Because the material must match the original, reproduce every line of it exactly.

[[ EXTRACTED INFORMATION open ]]

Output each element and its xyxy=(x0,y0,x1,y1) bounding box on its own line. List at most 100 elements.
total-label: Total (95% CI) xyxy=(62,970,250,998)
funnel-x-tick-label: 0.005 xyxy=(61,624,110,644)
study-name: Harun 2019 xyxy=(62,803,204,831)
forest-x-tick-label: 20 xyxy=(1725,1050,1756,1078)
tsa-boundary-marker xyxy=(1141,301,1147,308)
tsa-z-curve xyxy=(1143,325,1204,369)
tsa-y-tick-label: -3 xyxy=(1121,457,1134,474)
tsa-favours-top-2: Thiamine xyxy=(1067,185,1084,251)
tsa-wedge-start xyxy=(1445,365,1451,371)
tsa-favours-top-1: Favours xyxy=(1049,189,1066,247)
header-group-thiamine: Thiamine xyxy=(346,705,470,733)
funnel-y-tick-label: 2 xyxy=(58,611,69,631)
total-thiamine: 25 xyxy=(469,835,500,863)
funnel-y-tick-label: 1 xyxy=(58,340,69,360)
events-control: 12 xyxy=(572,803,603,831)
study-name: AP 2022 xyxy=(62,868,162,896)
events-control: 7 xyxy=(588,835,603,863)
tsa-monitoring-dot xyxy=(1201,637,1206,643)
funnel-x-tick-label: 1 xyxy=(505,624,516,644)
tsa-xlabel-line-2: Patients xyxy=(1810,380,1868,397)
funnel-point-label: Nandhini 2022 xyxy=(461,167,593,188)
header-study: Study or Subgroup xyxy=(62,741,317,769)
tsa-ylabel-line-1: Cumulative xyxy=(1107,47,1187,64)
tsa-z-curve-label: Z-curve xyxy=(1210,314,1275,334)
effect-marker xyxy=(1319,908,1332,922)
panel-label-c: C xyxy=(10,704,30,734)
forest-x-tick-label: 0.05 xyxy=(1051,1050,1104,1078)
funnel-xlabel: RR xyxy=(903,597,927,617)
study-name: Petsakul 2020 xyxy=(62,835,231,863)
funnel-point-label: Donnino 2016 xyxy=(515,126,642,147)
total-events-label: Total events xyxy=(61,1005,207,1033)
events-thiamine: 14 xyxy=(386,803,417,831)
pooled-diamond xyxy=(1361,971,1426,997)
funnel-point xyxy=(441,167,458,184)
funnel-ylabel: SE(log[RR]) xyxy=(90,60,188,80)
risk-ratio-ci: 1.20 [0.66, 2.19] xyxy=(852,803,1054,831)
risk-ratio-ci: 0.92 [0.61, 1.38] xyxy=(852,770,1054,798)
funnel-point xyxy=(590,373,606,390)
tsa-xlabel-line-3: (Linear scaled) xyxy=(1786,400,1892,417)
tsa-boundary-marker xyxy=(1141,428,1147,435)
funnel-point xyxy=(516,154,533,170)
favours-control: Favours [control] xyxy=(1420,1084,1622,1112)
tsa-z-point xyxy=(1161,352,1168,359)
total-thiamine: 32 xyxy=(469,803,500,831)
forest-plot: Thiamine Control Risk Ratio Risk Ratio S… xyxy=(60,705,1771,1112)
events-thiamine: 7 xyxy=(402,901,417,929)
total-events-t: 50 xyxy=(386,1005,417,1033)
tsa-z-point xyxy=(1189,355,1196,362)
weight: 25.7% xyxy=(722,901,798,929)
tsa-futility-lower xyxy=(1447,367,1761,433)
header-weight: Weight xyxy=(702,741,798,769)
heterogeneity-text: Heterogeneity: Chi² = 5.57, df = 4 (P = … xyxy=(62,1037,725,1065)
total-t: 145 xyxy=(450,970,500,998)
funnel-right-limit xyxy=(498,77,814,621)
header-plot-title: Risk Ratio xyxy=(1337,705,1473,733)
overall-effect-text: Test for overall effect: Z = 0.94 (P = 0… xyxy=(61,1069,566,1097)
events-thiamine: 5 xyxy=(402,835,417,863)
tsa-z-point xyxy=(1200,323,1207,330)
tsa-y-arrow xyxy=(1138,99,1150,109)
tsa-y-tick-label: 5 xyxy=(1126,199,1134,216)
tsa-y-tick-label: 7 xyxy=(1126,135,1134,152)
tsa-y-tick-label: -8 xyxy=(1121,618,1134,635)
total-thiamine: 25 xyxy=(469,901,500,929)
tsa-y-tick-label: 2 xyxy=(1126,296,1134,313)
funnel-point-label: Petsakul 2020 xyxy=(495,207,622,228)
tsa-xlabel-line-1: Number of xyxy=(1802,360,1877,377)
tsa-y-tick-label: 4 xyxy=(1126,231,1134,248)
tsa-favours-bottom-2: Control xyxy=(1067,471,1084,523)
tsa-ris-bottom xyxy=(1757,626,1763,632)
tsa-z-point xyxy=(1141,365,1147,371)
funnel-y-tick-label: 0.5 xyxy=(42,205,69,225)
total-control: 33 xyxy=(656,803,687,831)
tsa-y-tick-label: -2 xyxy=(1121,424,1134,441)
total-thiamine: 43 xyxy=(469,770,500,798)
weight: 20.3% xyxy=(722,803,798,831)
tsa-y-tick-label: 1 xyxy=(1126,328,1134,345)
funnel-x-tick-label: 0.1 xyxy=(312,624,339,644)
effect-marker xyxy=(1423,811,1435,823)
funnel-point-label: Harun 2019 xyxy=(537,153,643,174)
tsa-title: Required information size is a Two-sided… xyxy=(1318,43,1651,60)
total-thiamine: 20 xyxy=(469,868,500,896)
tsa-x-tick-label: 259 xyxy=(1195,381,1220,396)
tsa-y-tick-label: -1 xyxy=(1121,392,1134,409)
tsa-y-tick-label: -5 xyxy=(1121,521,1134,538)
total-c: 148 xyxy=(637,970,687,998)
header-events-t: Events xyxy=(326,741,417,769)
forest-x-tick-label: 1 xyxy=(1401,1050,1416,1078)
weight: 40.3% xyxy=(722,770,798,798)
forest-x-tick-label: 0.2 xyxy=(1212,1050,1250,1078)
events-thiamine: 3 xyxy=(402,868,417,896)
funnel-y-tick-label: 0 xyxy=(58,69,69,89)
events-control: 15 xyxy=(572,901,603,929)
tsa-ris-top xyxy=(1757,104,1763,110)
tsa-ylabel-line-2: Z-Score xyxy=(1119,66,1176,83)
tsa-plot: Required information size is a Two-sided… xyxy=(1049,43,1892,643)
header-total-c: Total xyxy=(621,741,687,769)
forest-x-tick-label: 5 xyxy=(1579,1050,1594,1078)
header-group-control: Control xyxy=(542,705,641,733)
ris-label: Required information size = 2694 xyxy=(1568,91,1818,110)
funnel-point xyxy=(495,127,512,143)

[[ EXTRACTED INFORMATION closed ]]

- _COMPLETED TASK_:
Output each element and its xyxy=(x0,y0,x1,y1) bounding box on its own line. List at most 100 elements.
total-label: Total (95% CI) xyxy=(62,970,250,998)
funnel-x-tick-label: 0.005 xyxy=(61,624,110,644)
study-name: Harun 2019 xyxy=(62,803,204,831)
forest-x-tick-label: 20 xyxy=(1725,1050,1756,1078)
tsa-boundary-marker xyxy=(1141,301,1147,308)
tsa-z-curve xyxy=(1143,325,1204,369)
tsa-y-tick-label: -3 xyxy=(1121,457,1134,474)
tsa-favours-top-2: Thiamine xyxy=(1067,185,1084,251)
tsa-wedge-start xyxy=(1445,365,1451,371)
tsa-favours-top-1: Favours xyxy=(1049,189,1066,247)
header-group-thiamine: Thiamine xyxy=(346,705,470,733)
funnel-y-tick-label: 2 xyxy=(58,611,69,631)
total-thiamine: 25 xyxy=(469,835,500,863)
funnel-y-tick-label: 1 xyxy=(58,340,69,360)
events-control: 12 xyxy=(572,803,603,831)
study-name: AP 2022 xyxy=(62,868,162,896)
events-control: 7 xyxy=(588,835,603,863)
tsa-monitoring-dot xyxy=(1201,637,1206,643)
funnel-x-tick-label: 1 xyxy=(505,624,516,644)
tsa-xlabel-line-2: Patients xyxy=(1810,380,1868,397)
funnel-point-label: Nandhini 2022 xyxy=(461,167,593,188)
header-study: Study or Subgroup xyxy=(62,741,317,769)
tsa-ylabel-line-1: Cumulative xyxy=(1107,47,1187,64)
tsa-z-curve-label: Z-curve xyxy=(1210,314,1275,334)
effect-marker xyxy=(1319,908,1332,922)
panel-label-c: C xyxy=(10,704,30,734)
forest-x-tick-label: 0.05 xyxy=(1051,1050,1104,1078)
funnel-xlabel: RR xyxy=(903,597,927,617)
study-name: Petsakul 2020 xyxy=(62,835,231,863)
funnel-point-label: Donnino 2016 xyxy=(515,126,642,147)
total-events-label: Total events xyxy=(61,1005,207,1033)
events-thiamine: 14 xyxy=(386,803,417,831)
pooled-diamond xyxy=(1361,971,1426,997)
funnel-point xyxy=(441,167,458,184)
funnel-ylabel: SE(log[RR]) xyxy=(90,60,188,80)
risk-ratio-ci: 1.20 [0.66, 2.19] xyxy=(852,803,1054,831)
risk-ratio-ci: 0.92 [0.61, 1.38] xyxy=(852,770,1054,798)
funnel-point xyxy=(590,373,606,390)
tsa-xlabel-line-3: (Linear scaled) xyxy=(1786,400,1892,417)
tsa-boundary-marker xyxy=(1141,428,1147,435)
funnel-point xyxy=(516,154,533,170)
favours-control: Favours [control] xyxy=(1420,1084,1622,1112)
tsa-z-point xyxy=(1161,352,1168,359)
total-thiamine: 32 xyxy=(469,803,500,831)
forest-plot: Thiamine Control Risk Ratio Risk Ratio S… xyxy=(60,705,1771,1112)
events-thiamine: 7 xyxy=(402,901,417,929)
total-events-t: 50 xyxy=(386,1005,417,1033)
tsa-z-point xyxy=(1189,355,1196,362)
weight: 25.7% xyxy=(722,901,798,929)
tsa-futility-lower xyxy=(1447,367,1761,433)
header-weight: Weight xyxy=(702,741,798,769)
heterogeneity-text: Heterogeneity: Chi² = 5.57, df = 4 (P = … xyxy=(62,1037,725,1065)
total-t: 145 xyxy=(450,970,500,998)
funnel-right-limit xyxy=(498,77,814,621)
header-plot-title: Risk Ratio xyxy=(1337,705,1473,733)
overall-effect-text: Test for overall effect: Z = 0.94 (P = 0… xyxy=(61,1069,566,1097)
events-thiamine: 5 xyxy=(402,835,417,863)
tsa-z-point xyxy=(1200,323,1207,330)
tsa-y-arrow xyxy=(1138,99,1150,109)
tsa-y-tick-label: 5 xyxy=(1126,199,1134,216)
tsa-y-tick-label: 7 xyxy=(1126,135,1134,152)
tsa-y-tick-label: -8 xyxy=(1121,618,1134,635)
total-thiamine: 25 xyxy=(469,901,500,929)
tsa-y-tick-label: 2 xyxy=(1126,296,1134,313)
funnel-point-label: Petsakul 2020 xyxy=(495,207,622,228)
tsa-xlabel-line-1: Number of xyxy=(1802,360,1877,377)
tsa-y-tick-label: 4 xyxy=(1126,231,1134,248)
tsa-favours-bottom-2: Control xyxy=(1067,471,1084,523)
tsa-ris-bottom xyxy=(1757,626,1763,632)
tsa-z-point xyxy=(1141,365,1147,371)
funnel-y-tick-label: 0.5 xyxy=(42,205,69,225)
total-control: 33 xyxy=(656,803,687,831)
tsa-y-tick-label: -2 xyxy=(1121,424,1134,441)
total-thiamine: 43 xyxy=(469,770,500,798)
weight: 20.3% xyxy=(722,803,798,831)
tsa-y-tick-label: 1 xyxy=(1126,328,1134,345)
funnel-x-tick-label: 0.1 xyxy=(312,624,339,644)
effect-marker xyxy=(1423,811,1435,823)
funnel-point-label: Harun 2019 xyxy=(537,153,643,174)
tsa-title: Required information size is a Two-sided… xyxy=(1318,43,1651,60)
total-thiamine: 20 xyxy=(469,868,500,896)
tsa-x-tick-label: 259 xyxy=(1195,381,1220,396)
tsa-y-tick-label: -1 xyxy=(1121,392,1134,409)
tsa-y-tick-label: -5 xyxy=(1121,521,1134,538)
total-c: 148 xyxy=(637,970,687,998)
header-events-t: Events xyxy=(326,741,417,769)
forest-x-tick-label: 1 xyxy=(1401,1050,1416,1078)
weight: 40.3% xyxy=(722,770,798,798)
forest-x-tick-label: 0.2 xyxy=(1212,1050,1250,1078)
events-thiamine: 3 xyxy=(402,868,417,896)
funnel-y-tick-label: 0 xyxy=(58,69,69,89)
events-control: 15 xyxy=(572,901,603,929)
tsa-ris-top xyxy=(1757,104,1763,110)
tsa-ylabel-line-2: Z-Score xyxy=(1119,66,1176,83)
tsa-plot: Required information size is a Two-sided… xyxy=(1049,43,1892,643)
header-total-c: Total xyxy=(621,741,687,769)
forest-x-tick-label: 5 xyxy=(1579,1050,1594,1078)
header-group-control: Control xyxy=(542,705,641,733)
ris-label: Required information size = 2694 xyxy=(1568,91,1818,110)
funnel-point xyxy=(495,127,512,143)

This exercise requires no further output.